### Given exercise
Repeat the listing in full, word for word.

Part of a data file
§

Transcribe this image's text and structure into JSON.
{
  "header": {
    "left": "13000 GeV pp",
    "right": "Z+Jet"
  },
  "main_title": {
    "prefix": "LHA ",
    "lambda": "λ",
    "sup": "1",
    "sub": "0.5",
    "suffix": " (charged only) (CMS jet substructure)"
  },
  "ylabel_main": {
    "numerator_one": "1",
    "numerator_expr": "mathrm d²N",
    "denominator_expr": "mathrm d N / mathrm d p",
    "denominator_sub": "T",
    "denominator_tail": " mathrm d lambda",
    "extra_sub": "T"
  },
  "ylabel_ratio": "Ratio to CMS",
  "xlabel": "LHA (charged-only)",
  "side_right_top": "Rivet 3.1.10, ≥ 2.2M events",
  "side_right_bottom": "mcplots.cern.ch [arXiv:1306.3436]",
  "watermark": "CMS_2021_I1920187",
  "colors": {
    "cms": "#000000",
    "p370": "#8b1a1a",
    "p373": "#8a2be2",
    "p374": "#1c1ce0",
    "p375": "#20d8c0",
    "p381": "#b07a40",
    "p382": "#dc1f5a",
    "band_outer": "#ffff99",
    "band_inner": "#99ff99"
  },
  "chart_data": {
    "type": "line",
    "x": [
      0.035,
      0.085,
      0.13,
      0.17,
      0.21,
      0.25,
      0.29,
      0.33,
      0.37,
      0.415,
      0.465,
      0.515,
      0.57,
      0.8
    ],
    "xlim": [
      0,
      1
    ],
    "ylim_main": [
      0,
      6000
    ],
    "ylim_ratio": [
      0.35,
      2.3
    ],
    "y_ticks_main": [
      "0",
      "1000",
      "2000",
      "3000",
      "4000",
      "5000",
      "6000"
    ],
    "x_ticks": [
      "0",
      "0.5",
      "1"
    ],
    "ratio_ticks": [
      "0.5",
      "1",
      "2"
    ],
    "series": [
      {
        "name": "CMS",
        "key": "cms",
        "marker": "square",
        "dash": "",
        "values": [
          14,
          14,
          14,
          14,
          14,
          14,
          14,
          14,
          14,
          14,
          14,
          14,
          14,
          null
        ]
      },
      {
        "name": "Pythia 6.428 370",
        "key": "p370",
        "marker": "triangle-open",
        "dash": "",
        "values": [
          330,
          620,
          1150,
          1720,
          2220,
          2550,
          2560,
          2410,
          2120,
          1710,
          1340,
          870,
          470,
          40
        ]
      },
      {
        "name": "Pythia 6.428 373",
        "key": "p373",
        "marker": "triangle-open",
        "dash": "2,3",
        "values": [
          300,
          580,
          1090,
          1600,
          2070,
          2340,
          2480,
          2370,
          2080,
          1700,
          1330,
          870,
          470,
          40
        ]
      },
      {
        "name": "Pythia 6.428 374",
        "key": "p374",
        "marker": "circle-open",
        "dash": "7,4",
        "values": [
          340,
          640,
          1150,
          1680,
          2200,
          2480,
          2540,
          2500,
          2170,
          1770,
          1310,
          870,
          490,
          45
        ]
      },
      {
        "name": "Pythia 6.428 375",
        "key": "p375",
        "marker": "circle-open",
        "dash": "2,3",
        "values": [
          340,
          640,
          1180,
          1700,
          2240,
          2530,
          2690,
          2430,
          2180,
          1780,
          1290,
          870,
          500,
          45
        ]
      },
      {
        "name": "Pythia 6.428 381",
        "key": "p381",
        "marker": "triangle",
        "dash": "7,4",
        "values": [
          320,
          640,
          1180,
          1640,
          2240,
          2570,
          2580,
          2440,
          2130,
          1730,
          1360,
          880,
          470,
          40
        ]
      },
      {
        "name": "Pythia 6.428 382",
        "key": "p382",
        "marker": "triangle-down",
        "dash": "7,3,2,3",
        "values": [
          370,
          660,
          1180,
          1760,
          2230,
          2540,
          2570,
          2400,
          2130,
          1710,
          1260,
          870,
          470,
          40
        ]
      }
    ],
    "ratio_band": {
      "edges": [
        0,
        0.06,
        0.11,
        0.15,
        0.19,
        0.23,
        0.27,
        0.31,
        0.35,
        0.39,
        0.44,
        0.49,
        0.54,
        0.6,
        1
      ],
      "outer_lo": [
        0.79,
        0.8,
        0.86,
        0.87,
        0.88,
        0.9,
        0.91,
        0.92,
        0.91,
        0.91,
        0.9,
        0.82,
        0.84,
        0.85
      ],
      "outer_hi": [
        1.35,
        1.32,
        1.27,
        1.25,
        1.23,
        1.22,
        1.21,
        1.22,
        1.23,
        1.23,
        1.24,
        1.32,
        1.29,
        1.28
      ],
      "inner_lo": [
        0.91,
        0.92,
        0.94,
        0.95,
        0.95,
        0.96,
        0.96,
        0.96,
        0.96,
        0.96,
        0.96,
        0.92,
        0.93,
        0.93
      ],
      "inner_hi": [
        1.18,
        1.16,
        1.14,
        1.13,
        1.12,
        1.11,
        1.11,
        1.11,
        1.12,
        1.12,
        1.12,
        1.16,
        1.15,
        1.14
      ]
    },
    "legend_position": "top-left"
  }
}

§

### Written solution
Transcribe this image's text and structure into JSON.
{
  "header": {
    "left": "13000 GeV pp",
    "right": "Z+Jet"
  },
  "main_title": {
    "prefix": "LHA ",
    "lambda": "λ",
    "sup": "1",
    "sub": "0.5",
    "suffix": " (charged only) (CMS jet substructure)"
  },
  "ylabel_main": {
    "numerator_one": "1",
    "numerator_expr": "mathrm d²N",
    "denominator_expr": "mathrm d N / mathrm d p",
    "denominator_sub": "T",
    "denominator_tail": " mathrm d lambda",
    "extra_sub": "T"
  },
  "ylabel_ratio": "Ratio to CMS",
  "xlabel": "LHA (charged-only)",
  "side_right_top": "Rivet 3.1.10, ≥ 2.2M events",
  "side_right_bottom": "mcplots.cern.ch [arXiv:1306.3436]",
  "watermark": "CMS_2021_I1920187",
  "colors": {
    "cms": "#000000",
    "p370": "#8b1a1a",
    "p373": "#8a2be2",
    "p374": "#1c1ce0",
    "p375": "#20d8c0",
    "p381": "#b07a40",
    "p382": "#dc1f5a",
    "band_outer": "#ffff99",
    "band_inner": "#99ff99"
  },
  "chart_data": {
    "type": "line",
    "x": [
      0.035,
      0.085,
      0.13,
      0.17,
      0.21,
      0.25,
      0.29,
      0.33,
      0.37,
      0.415,
      0.465,
      0.515,
      0.57,
      0.8
    ],
    "xlim": [
      0,
      1
    ],
    "ylim_main": [
      0,
      6000
    ],
    "ylim_ratio": [
      0.35,
      2.3
    ],
    "y_ticks_main": [
      "0",
      "1000",
      "2000",
      "3000",
      "4000",
      "5000",
      "6000"
    ],
    "x_ticks": [
      "0",
      "0.5",
      "1"
    ],
    "ratio_ticks": [
      "0.5",
      "1",
      "2"
    ],
    "series": [
      {
        "name": "CMS",
        "key": "cms",
        "marker": "square",
        "dash": "",
        "values": [
          14,
          14,
          14,
          14,
          14,
          14,
          14,
          14,
          14,
          14,
          14,
          14,
          14,
          null
        ]
      },
      {
        "name": "Pythia 6.428 370",
        "key": "p370",
        "marker": "triangle-open",
        "dash": "",
        "values": [
          330,
          620,
          1150,
          1720,
          2220,
          2550,
          2560,
          2410,
          2120,
          1710,
          1340,
          870,
          470,
          40
        ]
      },
      {
        "name": "Pythia 6.428 373",
        "key": "p373",
        "marker": "triangle-open",
        "dash": "2,3",
        "values": [
          300,
          580,
          1090,
          1600,
          2070,
          2340,
          2480,
          2370,
          2080,
          1700,
          1330,
          870,
          470,
          40
        ]
      },
      {
        "name": "Pythia 6.428 374",
        "key": "p374",
        "marker": "circle-open",
        "dash": "7,4",
        "values": [
          340,
          640,
          1150,
          1680,
          2200,
          2480,
          2540,
          2500,
          2170,
          1770,
          1310,
          870,
          490,
          45
        ]
      },
      {
        "name": "Pythia 6.428 375",
        "key": "p375",
        "marker": "circle-open",
        "dash": "2,3",
        "values": [
          340,
          640,
          1180,
          1700,
          2240,
          2530,
          2690,
          2430,
          2180,
          1780,
          1290,
          870,
          500,
          45
        ]
      },
      {
        "name": "Pythia 6.428 381",
        "key": "p381",
        "marker": "triangle",
        "dash": "7,4",
        "values": [
          320,
          640,
          1180,
          1640,
          2240,
          2570,
          2580,
          2440,
          2130,
          1730,
          1360,
          880,
          470,
          40
        ]
      },
      {
        "name": "Pythia 6.428 382",
        "key": "p382",
        "marker": "triangle-down",
        "dash": "7,3,2,3",
        "values": [
          370,
          660,
          1180,
          1760,
          2230,
          2540,
          2570,
          2400,
          2130,
          1710,
          1260,
          870,
          470,
          40
        ]
      }
    ],
    "ratio_band": {
      "edges": [
        0,
        0.06,
        0.11,
        0.15,
        0.19,
        0.23,
        0.27,
        0.31,
        0.35,
        0.39,
        0.44,
        0.49,
        0.54,
        0.6,
        1
      ],
      "outer_lo": [
        0.79,
        0.8,
        0.86,
        0.87,
        0.88,
        0.9,
        0.91,
        0.92,
        0.91,
        0.91,
        0.9,
        0.82,
        0.84,
        0.85
      ],
      "outer_hi": [
        1.35,
        1.32,
        1.27,
        1.25,
        1.23,
        1.22,
        1.21,
        1.22,
        1.23,
        1.23,
        1.24,
        1.32,
        1.29,
        1.28
      ],
      "inner_lo": [
        0.91,
        0.92,
        0.94,
        0.95,
        0.95,
        0.96,
        0.96,
        0.96,
        0.96,
        0.96,
        0.96,
        0.92,
        0.93,
        0.93
      ],
      "inner_hi": [
        1.18,
        1.16,
        1.14,
        1.13,
        1.12,
        1.11,
        1.11,
        1.11,
        1.12,
        1.12,
        1.12,
        1.16,
        1.15,
        1.14
      ]
    },
    "legend_position": "top-left"
  }
}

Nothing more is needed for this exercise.